-- START Input for this task --
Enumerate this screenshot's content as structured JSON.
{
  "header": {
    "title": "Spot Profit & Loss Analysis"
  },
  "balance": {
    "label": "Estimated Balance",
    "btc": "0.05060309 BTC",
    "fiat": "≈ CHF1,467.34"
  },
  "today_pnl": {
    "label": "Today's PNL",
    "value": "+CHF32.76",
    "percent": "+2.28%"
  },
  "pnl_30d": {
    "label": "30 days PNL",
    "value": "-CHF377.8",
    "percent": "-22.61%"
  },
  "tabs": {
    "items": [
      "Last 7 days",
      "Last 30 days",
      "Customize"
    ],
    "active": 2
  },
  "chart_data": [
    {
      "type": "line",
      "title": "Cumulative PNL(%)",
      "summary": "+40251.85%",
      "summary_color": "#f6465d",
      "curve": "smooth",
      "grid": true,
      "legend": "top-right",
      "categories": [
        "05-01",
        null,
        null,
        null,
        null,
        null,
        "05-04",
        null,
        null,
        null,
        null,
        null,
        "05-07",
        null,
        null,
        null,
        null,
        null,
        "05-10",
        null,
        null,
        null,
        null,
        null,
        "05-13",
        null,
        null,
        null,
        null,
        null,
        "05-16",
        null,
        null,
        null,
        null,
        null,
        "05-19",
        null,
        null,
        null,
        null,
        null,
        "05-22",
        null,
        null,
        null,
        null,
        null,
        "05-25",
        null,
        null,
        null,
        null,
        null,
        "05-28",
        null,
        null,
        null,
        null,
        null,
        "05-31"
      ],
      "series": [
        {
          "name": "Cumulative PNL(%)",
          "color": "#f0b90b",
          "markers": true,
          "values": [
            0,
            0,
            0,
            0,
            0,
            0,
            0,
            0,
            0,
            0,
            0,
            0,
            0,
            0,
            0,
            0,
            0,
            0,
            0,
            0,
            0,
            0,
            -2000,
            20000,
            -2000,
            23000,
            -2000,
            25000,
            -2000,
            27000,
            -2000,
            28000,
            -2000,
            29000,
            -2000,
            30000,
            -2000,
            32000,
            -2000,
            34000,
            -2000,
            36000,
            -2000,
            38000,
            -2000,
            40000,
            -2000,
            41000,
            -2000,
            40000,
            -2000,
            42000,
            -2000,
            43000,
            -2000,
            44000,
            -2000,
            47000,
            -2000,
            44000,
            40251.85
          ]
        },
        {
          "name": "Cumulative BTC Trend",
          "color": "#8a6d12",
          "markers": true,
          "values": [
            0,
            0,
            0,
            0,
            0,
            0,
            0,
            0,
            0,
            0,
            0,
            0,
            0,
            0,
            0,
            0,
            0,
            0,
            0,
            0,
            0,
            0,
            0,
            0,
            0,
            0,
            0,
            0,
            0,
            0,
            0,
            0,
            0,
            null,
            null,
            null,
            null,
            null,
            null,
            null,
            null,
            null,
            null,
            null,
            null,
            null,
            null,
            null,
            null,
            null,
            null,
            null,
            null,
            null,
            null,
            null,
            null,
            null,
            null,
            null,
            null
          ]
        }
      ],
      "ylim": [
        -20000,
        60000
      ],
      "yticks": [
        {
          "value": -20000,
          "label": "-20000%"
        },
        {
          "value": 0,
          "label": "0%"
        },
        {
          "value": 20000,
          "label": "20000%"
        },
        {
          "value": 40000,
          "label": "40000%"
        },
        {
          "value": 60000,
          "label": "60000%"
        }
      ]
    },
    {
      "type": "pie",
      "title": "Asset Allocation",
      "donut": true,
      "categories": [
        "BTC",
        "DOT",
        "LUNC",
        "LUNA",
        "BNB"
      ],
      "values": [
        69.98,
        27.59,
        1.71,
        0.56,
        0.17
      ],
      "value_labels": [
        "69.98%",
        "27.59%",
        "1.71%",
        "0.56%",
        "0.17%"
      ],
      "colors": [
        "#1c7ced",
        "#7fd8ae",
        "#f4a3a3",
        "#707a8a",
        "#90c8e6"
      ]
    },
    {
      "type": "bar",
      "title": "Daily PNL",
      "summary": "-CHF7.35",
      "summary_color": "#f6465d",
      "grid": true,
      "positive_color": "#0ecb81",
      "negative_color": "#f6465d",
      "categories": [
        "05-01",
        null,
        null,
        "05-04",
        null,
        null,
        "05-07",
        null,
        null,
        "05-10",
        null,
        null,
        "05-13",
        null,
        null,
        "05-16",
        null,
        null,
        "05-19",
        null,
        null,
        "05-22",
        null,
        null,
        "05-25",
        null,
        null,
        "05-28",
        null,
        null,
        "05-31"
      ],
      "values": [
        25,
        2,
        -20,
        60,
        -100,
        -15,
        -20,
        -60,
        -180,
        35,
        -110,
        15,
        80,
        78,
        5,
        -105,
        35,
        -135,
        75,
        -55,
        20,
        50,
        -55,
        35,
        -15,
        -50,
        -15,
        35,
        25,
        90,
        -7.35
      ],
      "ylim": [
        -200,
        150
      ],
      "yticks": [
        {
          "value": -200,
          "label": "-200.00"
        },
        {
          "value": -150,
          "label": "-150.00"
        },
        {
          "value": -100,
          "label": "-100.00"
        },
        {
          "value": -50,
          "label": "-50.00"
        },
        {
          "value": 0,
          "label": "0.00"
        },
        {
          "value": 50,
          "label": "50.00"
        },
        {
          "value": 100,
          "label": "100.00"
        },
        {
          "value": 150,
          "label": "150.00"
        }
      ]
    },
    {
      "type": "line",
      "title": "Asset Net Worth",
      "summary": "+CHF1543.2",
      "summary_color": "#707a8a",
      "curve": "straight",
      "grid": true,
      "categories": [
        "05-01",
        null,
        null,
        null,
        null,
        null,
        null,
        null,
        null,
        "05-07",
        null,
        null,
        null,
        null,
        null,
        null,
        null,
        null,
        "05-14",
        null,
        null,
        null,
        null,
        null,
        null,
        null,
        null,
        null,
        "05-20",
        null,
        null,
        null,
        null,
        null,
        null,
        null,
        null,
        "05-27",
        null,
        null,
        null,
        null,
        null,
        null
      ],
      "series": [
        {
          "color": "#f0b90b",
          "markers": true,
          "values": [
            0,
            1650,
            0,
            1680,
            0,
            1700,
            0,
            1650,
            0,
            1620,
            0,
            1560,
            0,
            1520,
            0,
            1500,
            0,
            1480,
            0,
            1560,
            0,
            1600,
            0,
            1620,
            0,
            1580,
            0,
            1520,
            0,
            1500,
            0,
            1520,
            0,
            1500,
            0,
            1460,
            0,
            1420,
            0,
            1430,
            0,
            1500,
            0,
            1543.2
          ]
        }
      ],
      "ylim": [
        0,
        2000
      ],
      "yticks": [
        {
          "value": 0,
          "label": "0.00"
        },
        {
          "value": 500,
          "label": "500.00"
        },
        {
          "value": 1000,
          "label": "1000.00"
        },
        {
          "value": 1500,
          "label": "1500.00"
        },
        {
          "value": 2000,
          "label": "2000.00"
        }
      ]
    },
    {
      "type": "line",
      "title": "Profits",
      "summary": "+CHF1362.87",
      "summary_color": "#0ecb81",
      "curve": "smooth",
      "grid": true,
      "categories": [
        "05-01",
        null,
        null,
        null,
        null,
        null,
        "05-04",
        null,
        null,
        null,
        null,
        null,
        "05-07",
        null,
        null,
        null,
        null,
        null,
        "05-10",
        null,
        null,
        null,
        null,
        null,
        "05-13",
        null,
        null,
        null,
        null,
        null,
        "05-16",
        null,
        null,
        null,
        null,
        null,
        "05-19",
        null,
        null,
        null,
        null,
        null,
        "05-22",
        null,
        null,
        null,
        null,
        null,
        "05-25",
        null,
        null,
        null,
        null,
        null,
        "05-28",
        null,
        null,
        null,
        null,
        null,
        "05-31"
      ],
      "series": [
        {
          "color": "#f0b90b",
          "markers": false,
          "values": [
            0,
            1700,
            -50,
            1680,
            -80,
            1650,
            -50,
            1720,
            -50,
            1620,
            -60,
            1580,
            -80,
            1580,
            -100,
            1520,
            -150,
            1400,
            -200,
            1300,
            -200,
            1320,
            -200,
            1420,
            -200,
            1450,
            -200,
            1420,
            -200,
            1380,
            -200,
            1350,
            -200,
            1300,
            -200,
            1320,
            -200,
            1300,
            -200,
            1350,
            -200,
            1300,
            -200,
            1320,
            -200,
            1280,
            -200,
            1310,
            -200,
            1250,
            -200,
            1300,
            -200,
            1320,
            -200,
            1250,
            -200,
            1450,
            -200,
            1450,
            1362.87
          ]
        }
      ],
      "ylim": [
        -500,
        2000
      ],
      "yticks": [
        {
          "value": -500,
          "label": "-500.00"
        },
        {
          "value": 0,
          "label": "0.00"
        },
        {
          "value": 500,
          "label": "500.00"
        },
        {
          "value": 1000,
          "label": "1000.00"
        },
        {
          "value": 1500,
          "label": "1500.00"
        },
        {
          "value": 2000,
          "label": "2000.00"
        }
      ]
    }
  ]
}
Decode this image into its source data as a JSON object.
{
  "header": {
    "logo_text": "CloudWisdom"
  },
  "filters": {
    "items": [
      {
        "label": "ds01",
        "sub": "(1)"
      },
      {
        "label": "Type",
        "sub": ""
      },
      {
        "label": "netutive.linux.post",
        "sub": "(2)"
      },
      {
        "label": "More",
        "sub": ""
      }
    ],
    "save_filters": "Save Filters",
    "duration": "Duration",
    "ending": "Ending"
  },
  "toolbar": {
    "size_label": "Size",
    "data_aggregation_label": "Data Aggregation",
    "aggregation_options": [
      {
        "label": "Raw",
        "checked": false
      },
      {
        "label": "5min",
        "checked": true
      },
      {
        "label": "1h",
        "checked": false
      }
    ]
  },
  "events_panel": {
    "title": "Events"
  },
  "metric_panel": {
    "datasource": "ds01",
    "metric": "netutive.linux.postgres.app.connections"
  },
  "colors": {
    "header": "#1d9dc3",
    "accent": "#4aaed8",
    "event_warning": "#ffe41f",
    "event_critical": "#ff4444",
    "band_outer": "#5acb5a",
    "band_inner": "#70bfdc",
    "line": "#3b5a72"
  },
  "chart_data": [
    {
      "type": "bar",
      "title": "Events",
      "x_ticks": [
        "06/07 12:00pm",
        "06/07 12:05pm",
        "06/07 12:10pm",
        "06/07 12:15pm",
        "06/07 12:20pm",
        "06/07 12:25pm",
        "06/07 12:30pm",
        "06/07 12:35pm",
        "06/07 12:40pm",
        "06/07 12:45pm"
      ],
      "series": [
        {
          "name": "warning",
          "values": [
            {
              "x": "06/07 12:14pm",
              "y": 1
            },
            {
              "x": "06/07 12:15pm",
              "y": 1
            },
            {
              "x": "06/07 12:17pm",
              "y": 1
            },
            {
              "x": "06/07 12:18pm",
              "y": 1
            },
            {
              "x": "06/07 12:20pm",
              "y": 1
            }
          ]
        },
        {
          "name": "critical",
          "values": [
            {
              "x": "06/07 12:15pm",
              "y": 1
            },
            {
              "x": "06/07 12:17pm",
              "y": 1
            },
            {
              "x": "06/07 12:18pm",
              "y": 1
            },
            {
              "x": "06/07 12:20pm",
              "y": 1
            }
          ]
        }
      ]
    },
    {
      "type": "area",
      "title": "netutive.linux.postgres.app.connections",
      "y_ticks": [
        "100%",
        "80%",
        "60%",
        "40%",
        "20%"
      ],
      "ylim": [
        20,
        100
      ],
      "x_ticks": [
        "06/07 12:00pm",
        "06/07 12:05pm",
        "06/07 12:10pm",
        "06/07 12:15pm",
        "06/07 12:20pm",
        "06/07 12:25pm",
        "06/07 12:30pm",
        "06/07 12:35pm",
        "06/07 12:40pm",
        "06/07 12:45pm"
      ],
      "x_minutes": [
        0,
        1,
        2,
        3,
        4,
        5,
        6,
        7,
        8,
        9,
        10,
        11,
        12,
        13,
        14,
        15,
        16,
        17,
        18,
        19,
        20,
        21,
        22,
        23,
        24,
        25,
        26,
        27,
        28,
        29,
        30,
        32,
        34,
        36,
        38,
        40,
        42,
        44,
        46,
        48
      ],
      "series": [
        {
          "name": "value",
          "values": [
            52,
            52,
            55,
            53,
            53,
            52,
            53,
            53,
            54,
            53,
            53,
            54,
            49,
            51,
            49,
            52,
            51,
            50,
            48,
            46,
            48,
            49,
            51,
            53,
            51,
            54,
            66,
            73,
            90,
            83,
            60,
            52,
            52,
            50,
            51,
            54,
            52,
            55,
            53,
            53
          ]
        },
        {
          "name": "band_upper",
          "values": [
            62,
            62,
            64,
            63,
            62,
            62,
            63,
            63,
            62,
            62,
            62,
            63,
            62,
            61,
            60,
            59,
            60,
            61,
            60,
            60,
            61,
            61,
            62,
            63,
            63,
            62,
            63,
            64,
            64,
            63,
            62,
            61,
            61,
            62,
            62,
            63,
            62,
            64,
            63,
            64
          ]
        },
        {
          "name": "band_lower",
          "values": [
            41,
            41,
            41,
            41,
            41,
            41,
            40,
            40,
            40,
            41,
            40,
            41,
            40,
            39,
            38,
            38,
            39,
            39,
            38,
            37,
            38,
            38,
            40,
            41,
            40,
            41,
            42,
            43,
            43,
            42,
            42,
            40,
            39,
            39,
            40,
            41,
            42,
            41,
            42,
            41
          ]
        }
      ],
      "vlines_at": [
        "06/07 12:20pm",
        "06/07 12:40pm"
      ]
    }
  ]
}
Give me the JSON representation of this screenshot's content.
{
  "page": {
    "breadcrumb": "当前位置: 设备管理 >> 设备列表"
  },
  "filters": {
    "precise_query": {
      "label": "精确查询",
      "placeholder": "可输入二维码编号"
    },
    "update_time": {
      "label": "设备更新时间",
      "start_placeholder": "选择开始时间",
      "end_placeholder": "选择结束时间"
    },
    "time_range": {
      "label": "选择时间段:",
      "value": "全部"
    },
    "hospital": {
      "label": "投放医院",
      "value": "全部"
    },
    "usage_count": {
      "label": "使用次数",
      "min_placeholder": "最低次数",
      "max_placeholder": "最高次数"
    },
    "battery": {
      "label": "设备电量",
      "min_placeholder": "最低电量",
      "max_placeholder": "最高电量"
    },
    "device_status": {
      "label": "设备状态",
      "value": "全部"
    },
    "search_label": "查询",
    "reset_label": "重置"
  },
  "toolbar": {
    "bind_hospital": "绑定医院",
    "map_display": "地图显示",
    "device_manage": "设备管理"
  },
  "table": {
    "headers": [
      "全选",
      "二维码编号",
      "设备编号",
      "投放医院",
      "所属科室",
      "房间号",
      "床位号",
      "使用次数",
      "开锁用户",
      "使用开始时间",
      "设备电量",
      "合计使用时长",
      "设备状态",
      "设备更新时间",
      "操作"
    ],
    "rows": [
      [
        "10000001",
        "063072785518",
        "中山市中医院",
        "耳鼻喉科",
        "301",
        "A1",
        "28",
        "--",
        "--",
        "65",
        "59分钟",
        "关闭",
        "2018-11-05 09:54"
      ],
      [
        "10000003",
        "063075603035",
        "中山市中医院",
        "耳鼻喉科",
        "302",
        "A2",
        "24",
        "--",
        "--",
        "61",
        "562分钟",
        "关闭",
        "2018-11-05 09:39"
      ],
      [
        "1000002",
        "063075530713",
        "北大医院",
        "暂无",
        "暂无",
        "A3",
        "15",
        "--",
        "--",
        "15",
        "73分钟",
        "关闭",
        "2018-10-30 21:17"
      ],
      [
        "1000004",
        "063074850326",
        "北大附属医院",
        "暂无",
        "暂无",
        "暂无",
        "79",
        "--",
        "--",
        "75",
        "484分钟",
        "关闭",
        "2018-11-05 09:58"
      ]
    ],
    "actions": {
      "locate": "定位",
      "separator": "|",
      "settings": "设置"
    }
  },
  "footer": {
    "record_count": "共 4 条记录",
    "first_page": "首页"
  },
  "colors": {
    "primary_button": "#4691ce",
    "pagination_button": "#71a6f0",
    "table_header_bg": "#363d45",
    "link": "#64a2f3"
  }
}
-- END Input for this task --
Give only a number: how many lines of the data hold the string "days"?

3